Task details: Quote, word for word, only the lines running from the line with "Read all visible content and emit it as JSON." through the end of the listing. Leave out the pictures.

Records for processing:
(begin)
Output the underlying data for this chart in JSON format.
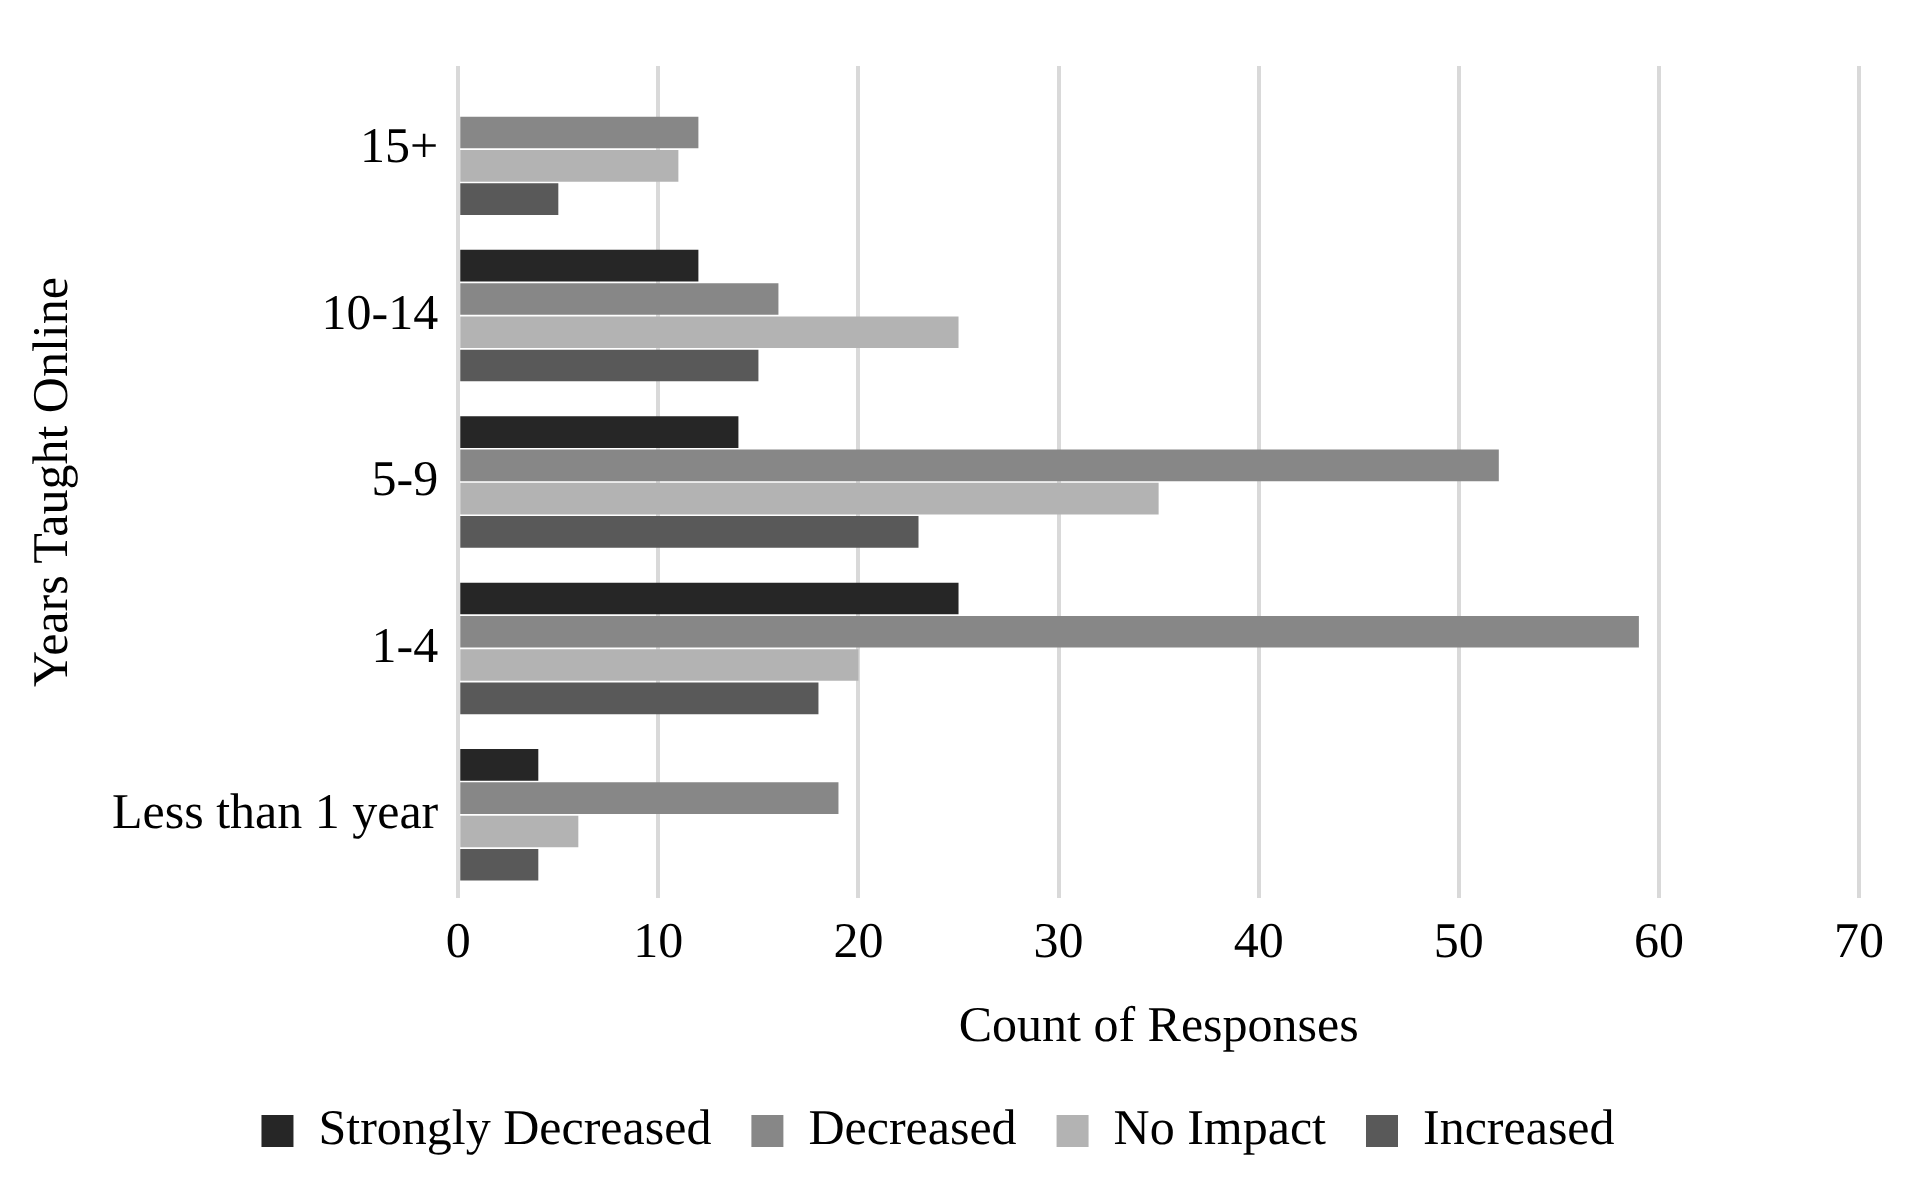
{
  "chart_data": {
    "type": "bar",
    "orientation": "horizontal",
    "xlabel": "Count of Responses",
    "ylabel": "Years Taught Online",
    "categories": [
      "15+",
      "10-14",
      "5-9",
      "1-4",
      "Less than 1 year"
    ],
    "series": [
      {
        "name": "Strongly Decreased",
        "color": "#262626",
        "values": [
          0,
          12,
          14,
          25,
          4
        ]
      },
      {
        "name": "Decreased",
        "color": "#878787",
        "values": [
          12,
          16,
          52,
          59,
          19
        ]
      },
      {
        "name": "No Impact",
        "color": "#b3b3b3",
        "values": [
          11,
          25,
          35,
          20,
          6
        ]
      },
      {
        "name": "Increased",
        "color": "#595959",
        "values": [
          5,
          15,
          23,
          18,
          4
        ]
      }
    ],
    "xlim": [
      0,
      70
    ],
    "xticks": [
      0,
      10,
      20,
      30,
      40,
      50,
      60,
      70
    ],
    "grid": "x",
    "legend": "bottom"
  }
}
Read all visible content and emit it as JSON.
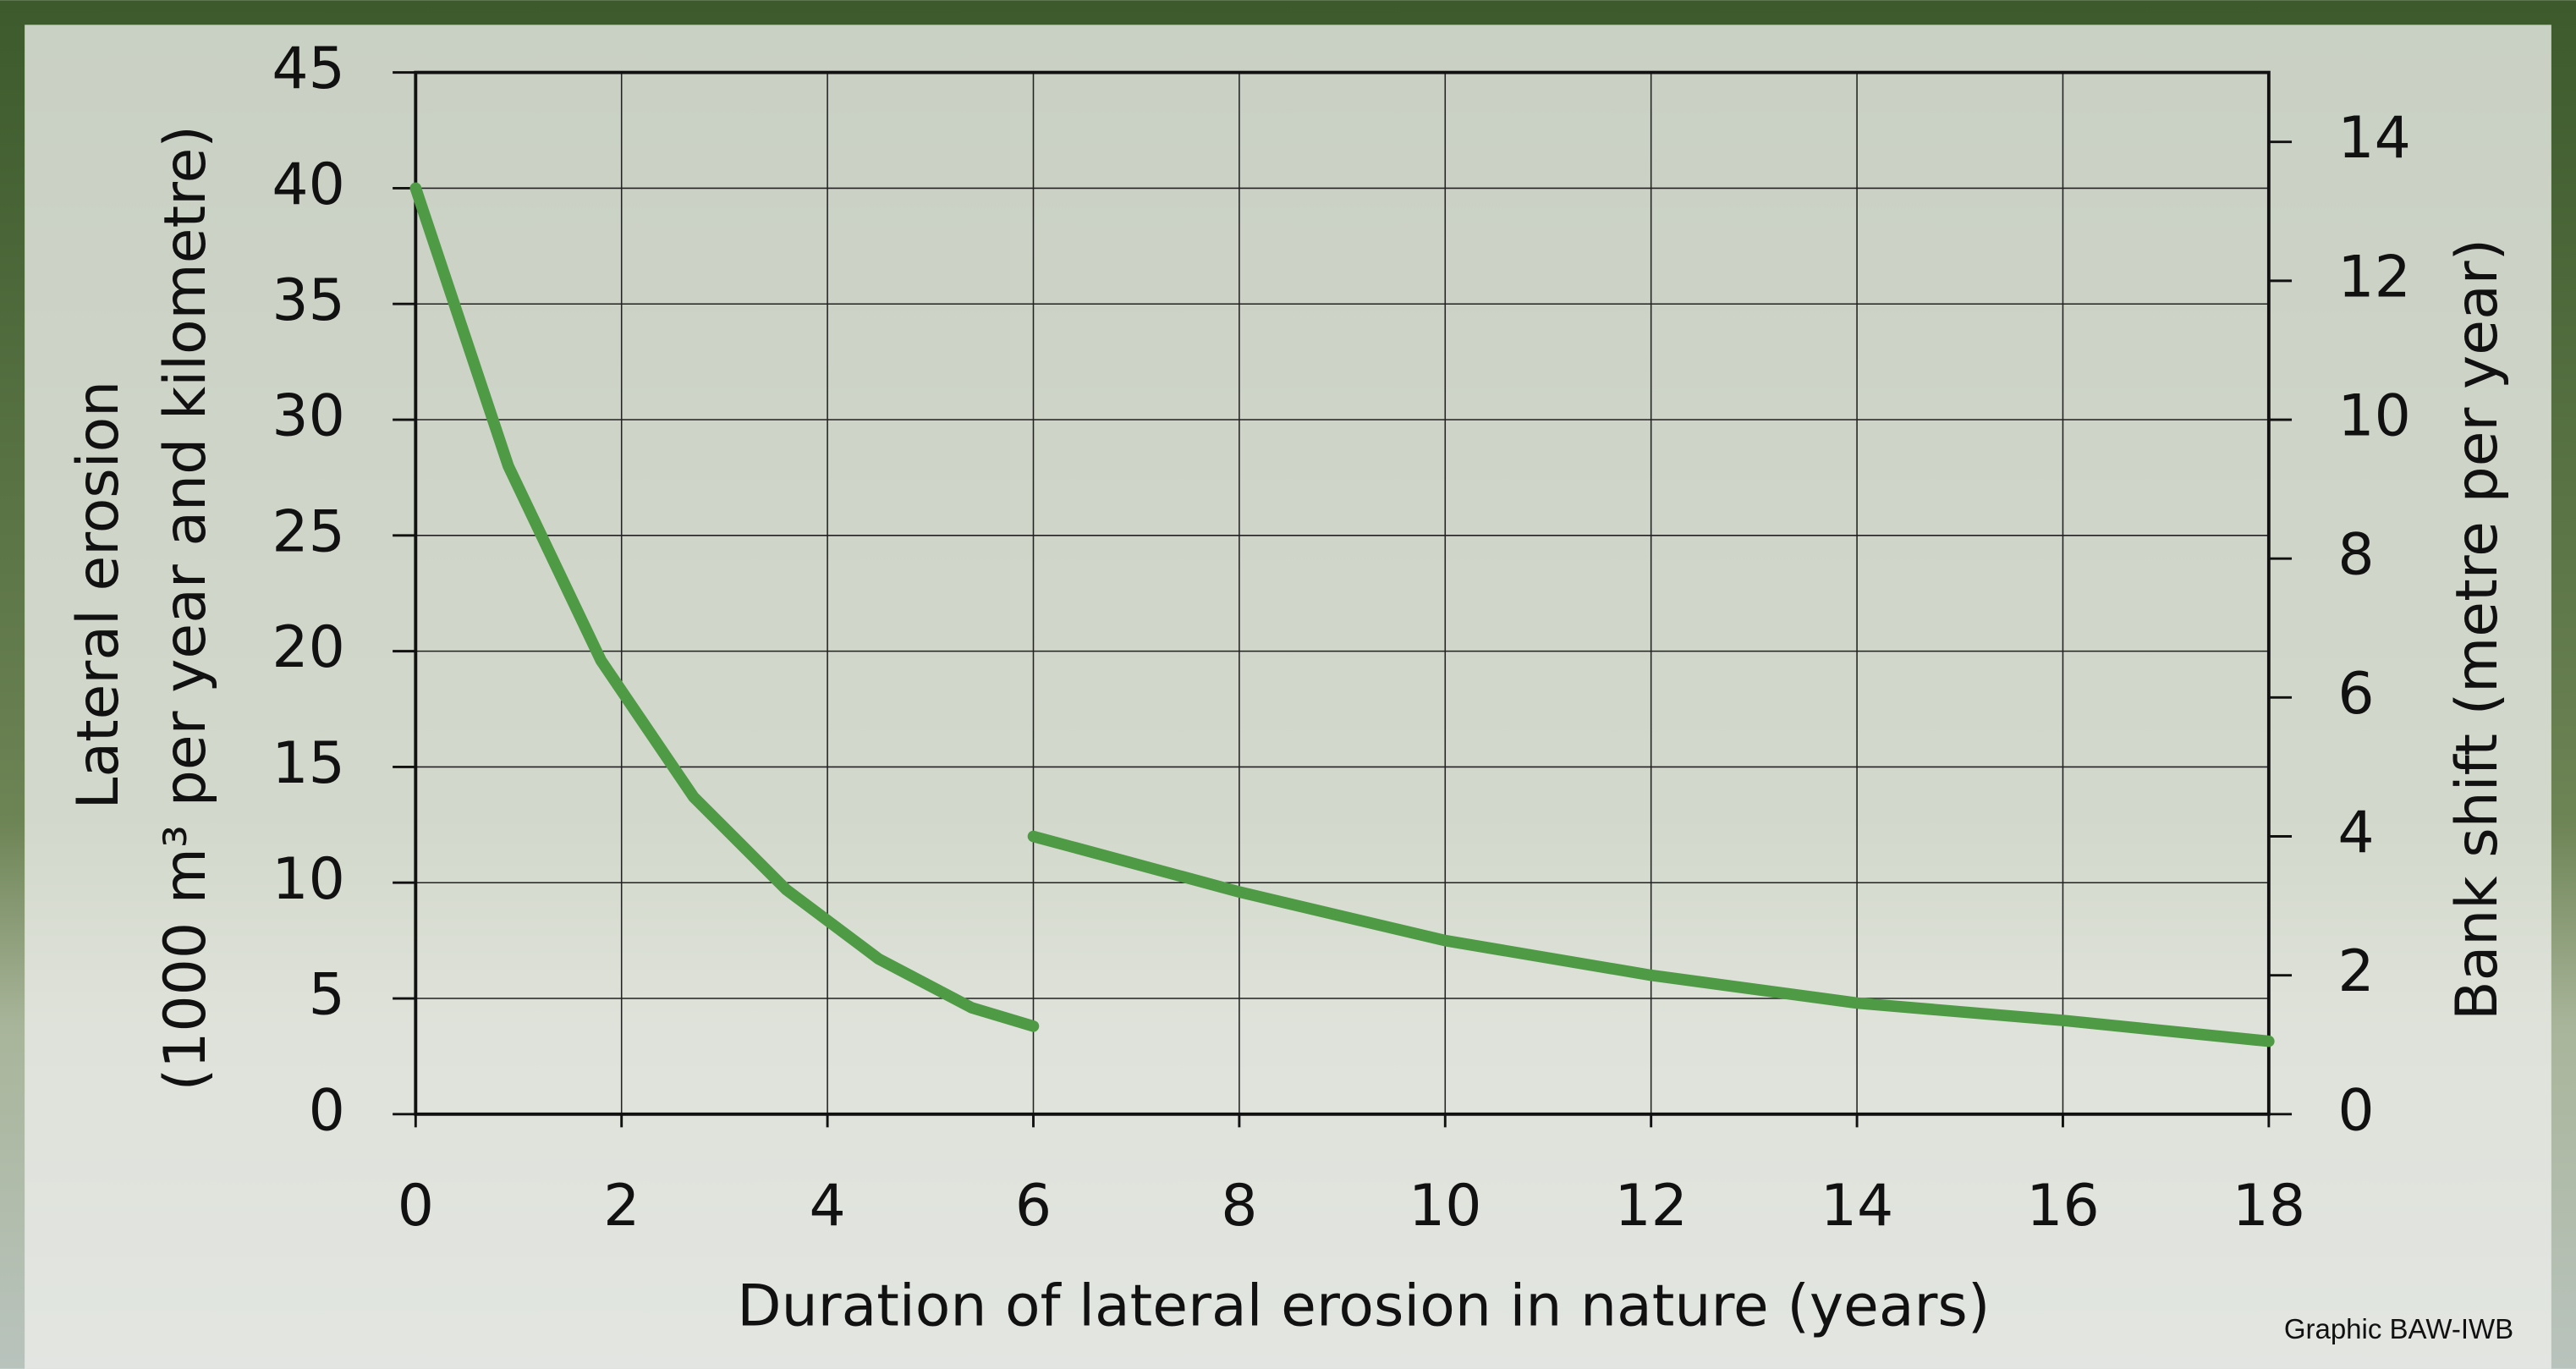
{
  "chart_data": {
    "type": "line",
    "xlabel": "Duration of lateral erosion in nature (years)",
    "ylabel": [
      "Lateral erosion",
      "(1000 m³ per year and kilometre)"
    ],
    "y2label": "Bank shift (metre per year)",
    "annotation": "Graphic BAW-IWB",
    "xlim": [
      0,
      18
    ],
    "xticks": [
      0,
      2,
      4,
      6,
      8,
      10,
      12,
      14,
      16,
      18
    ],
    "ylim": [
      0,
      45
    ],
    "yticks": [
      0,
      5,
      10,
      15,
      20,
      25,
      30,
      35,
      40,
      45
    ],
    "y2lim": [
      0,
      15
    ],
    "y2ticks": [
      0,
      2,
      4,
      6,
      8,
      10,
      12,
      14
    ],
    "grid": true,
    "series": [
      {
        "color": "#4f9a45",
        "x": [
          0,
          0.9,
          1.8,
          2.7,
          3.6,
          4.5,
          5.4,
          6
        ],
        "values": [
          40,
          28,
          19.6,
          13.7,
          9.7,
          6.7,
          4.6,
          3.8
        ]
      },
      {
        "color": "#4f9a45",
        "axis": "y2",
        "x": [
          6,
          8,
          10,
          12,
          14,
          16,
          18
        ],
        "values": [
          4.0,
          3.2,
          2.5,
          2.0,
          1.6,
          1.35,
          1.05
        ]
      }
    ]
  }
}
(end)
Task output:
Read all visible content and emit it as JSON.
{
  "chart_data": {
    "type": "line",
    "xlabel": "Duration of lateral erosion in nature (years)",
    "ylabel": [
      "Lateral erosion",
      "(1000 m³ per year and kilometre)"
    ],
    "y2label": "Bank shift (metre per year)",
    "annotation": "Graphic BAW-IWB",
    "xlim": [
      0,
      18
    ],
    "xticks": [
      0,
      2,
      4,
      6,
      8,
      10,
      12,
      14,
      16,
      18
    ],
    "ylim": [
      0,
      45
    ],
    "yticks": [
      0,
      5,
      10,
      15,
      20,
      25,
      30,
      35,
      40,
      45
    ],
    "y2lim": [
      0,
      15
    ],
    "y2ticks": [
      0,
      2,
      4,
      6,
      8,
      10,
      12,
      14
    ],
    "grid": true,
    "series": [
      {
        "color": "#4f9a45",
        "x": [
          0,
          0.9,
          1.8,
          2.7,
          3.6,
          4.5,
          5.4,
          6
        ],
        "values": [
          40,
          28,
          19.6,
          13.7,
          9.7,
          6.7,
          4.6,
          3.8
        ]
      },
      {
        "color": "#4f9a45",
        "axis": "y2",
        "x": [
          6,
          8,
          10,
          12,
          14,
          16,
          18
        ],
        "values": [
          4.0,
          3.2,
          2.5,
          2.0,
          1.6,
          1.35,
          1.05
        ]
      }
    ]
  }
}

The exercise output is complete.